» **WHAT YOU WILL DO**: Repeat all the records exactly, omitting pictures.

» **EXCERPTED DATA**:
===

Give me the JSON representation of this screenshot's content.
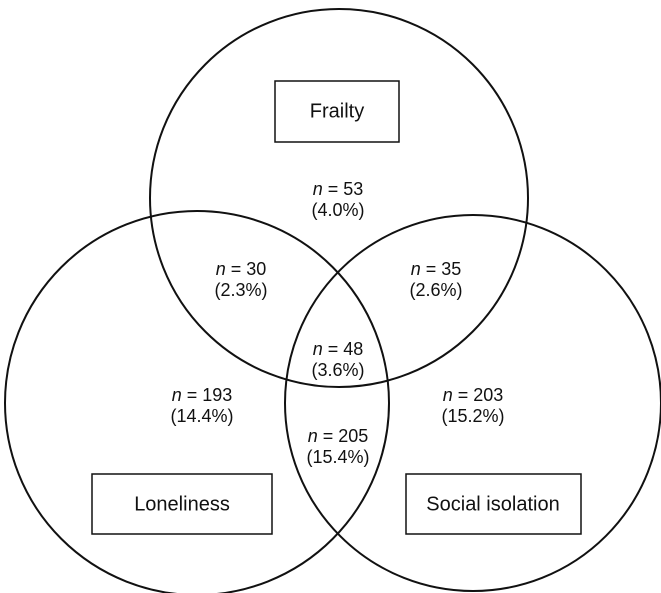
{
  "sets": [
    {
      "label": "Frailty"
    },
    {
      "label": "Loneliness"
    },
    {
      "label": "Social isolation"
    }
  ],
  "regions": [
    {
      "count": "n = 53",
      "percent": "(4.0%)"
    },
    {
      "count": "n = 30",
      "percent": "(2.3%)"
    },
    {
      "count": "n = 35",
      "percent": "(2.6%)"
    },
    {
      "count": "n = 48",
      "percent": "(3.6%)"
    },
    {
      "count": "n = 193",
      "percent": "(14.4%)"
    },
    {
      "count": "n = 205",
      "percent": "(15.4%)"
    },
    {
      "count": "n = 203",
      "percent": "(15.2%)"
    }
  ]
}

===

» **FULL RESPONSE**:
Give me the JSON representation of this screenshot's content.
{
  "sets": [
    {
      "label": "Frailty"
    },
    {
      "label": "Loneliness"
    },
    {
      "label": "Social isolation"
    }
  ],
  "regions": [
    {
      "count": "n = 53",
      "percent": "(4.0%)"
    },
    {
      "count": "n = 30",
      "percent": "(2.3%)"
    },
    {
      "count": "n = 35",
      "percent": "(2.6%)"
    },
    {
      "count": "n = 48",
      "percent": "(3.6%)"
    },
    {
      "count": "n = 193",
      "percent": "(14.4%)"
    },
    {
      "count": "n = 205",
      "percent": "(15.4%)"
    },
    {
      "count": "n = 203",
      "percent": "(15.2%)"
    }
  ]
}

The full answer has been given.